Scan each line of the records for the word "this" and extract the ones that have it.
--------------------------------------------------
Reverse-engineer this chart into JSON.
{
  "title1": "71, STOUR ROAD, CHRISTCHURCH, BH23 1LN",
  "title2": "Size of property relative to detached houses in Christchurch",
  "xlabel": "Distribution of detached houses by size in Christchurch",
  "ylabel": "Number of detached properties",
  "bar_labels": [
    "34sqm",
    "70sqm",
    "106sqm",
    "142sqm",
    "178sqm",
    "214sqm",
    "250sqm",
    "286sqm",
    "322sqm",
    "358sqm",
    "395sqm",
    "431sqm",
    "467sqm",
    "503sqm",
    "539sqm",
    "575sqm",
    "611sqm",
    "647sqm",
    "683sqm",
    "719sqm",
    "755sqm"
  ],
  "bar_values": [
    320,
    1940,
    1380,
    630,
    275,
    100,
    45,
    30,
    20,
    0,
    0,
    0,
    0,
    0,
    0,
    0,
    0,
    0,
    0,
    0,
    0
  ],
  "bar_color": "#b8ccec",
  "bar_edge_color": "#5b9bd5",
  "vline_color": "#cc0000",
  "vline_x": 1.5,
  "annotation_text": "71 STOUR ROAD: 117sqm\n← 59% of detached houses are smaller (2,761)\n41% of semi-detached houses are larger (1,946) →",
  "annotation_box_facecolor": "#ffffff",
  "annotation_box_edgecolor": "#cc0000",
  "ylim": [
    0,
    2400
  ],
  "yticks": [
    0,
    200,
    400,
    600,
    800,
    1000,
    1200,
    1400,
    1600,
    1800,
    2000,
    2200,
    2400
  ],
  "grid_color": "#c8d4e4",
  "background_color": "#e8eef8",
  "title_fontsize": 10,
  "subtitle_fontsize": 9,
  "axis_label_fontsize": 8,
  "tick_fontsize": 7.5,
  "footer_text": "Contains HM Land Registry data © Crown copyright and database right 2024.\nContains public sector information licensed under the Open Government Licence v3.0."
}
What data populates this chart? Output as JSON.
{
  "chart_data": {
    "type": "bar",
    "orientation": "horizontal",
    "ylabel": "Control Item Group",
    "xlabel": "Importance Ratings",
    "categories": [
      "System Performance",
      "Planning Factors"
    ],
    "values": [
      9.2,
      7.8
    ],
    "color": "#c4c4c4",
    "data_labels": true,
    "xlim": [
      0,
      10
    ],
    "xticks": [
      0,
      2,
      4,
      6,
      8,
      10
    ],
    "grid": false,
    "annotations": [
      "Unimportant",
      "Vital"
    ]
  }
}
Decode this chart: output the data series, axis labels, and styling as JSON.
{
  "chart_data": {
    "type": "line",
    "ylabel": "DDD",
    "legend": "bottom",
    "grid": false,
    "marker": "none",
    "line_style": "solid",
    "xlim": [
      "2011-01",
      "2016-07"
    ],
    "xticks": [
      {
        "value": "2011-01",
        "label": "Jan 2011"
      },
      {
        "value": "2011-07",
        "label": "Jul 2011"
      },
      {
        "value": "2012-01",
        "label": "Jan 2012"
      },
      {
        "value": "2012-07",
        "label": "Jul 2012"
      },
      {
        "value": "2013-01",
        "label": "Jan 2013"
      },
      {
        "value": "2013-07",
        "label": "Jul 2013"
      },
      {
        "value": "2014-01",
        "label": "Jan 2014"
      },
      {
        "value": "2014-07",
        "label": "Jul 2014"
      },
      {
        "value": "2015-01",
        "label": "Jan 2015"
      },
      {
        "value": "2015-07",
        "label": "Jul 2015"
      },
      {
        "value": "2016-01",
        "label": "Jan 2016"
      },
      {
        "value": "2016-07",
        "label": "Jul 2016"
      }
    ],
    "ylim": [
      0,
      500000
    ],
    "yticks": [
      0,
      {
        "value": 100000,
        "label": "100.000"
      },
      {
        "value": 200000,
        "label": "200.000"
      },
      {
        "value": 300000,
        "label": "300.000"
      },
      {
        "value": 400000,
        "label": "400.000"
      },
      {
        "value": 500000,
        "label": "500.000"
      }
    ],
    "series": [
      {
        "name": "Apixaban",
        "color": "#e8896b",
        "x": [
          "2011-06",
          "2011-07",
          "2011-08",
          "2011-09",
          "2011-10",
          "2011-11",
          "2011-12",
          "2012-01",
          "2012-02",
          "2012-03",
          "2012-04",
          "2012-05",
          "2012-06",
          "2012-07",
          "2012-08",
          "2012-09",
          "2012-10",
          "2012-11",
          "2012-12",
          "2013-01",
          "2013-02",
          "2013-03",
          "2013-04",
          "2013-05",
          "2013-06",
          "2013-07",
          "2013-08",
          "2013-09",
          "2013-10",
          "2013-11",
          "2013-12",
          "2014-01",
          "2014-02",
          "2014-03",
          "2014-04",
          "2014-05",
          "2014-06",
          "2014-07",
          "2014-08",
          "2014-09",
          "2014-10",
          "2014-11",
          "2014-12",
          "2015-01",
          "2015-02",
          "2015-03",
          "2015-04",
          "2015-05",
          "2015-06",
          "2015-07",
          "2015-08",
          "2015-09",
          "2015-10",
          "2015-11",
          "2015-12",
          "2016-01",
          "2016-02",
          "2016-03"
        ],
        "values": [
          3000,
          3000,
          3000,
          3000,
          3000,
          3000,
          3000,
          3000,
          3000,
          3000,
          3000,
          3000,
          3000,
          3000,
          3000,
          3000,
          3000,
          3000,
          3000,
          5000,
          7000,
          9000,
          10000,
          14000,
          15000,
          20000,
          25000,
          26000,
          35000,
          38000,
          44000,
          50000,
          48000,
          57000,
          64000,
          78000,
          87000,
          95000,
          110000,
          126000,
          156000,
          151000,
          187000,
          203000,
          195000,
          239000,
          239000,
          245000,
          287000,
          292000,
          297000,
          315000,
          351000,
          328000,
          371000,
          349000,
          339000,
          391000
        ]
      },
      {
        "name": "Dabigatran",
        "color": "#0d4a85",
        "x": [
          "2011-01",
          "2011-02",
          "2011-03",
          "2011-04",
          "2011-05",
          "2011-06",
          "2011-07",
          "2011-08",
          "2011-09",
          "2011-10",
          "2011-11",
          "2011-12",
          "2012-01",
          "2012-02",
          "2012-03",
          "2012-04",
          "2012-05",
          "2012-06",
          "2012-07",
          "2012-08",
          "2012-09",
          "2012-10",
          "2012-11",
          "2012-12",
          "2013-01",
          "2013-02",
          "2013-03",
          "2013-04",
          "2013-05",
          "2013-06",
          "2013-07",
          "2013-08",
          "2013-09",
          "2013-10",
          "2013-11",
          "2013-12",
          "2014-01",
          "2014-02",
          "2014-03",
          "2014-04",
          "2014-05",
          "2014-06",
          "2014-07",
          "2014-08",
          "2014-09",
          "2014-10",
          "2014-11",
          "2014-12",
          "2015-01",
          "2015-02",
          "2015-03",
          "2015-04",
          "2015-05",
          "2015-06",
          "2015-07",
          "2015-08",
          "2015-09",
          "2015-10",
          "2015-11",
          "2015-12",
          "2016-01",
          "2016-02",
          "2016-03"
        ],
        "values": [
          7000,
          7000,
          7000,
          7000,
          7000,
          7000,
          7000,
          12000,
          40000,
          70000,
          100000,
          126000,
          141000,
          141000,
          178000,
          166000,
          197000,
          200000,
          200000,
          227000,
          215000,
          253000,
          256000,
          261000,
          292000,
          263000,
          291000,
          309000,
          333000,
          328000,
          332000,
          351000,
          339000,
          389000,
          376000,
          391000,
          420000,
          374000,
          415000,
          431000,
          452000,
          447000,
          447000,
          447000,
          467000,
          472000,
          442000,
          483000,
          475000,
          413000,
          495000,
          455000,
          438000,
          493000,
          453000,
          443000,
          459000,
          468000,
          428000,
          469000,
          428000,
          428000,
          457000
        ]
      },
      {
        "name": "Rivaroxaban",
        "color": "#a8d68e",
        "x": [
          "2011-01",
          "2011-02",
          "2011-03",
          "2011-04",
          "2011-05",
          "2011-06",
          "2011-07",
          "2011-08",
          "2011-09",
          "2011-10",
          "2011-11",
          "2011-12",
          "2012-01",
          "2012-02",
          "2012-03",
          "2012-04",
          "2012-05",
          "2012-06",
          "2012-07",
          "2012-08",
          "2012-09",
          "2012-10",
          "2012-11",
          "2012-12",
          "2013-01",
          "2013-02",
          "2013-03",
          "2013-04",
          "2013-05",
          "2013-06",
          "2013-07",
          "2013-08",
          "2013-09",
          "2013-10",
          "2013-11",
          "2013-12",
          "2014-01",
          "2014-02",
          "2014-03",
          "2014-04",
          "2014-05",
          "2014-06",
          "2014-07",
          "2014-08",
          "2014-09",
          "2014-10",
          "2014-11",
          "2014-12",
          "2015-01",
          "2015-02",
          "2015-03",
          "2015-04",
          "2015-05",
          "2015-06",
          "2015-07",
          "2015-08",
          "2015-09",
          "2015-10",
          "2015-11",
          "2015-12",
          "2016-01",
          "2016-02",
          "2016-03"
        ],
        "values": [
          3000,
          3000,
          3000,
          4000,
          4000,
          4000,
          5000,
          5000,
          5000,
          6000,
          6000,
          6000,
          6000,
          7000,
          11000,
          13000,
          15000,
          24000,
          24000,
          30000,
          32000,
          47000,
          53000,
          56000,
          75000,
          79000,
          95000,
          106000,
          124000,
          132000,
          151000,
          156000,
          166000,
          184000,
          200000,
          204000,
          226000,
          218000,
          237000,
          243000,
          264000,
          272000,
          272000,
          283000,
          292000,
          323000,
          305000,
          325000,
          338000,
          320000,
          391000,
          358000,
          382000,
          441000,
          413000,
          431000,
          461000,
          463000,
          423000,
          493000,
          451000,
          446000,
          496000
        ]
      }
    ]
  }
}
--------------------------------------------------
→ **RESULT**
Reverse-engineer this chart into JSON.
What data populates this chart? Output as JSON.
Decode this chart: output the data series, axis labels, and styling as JSON.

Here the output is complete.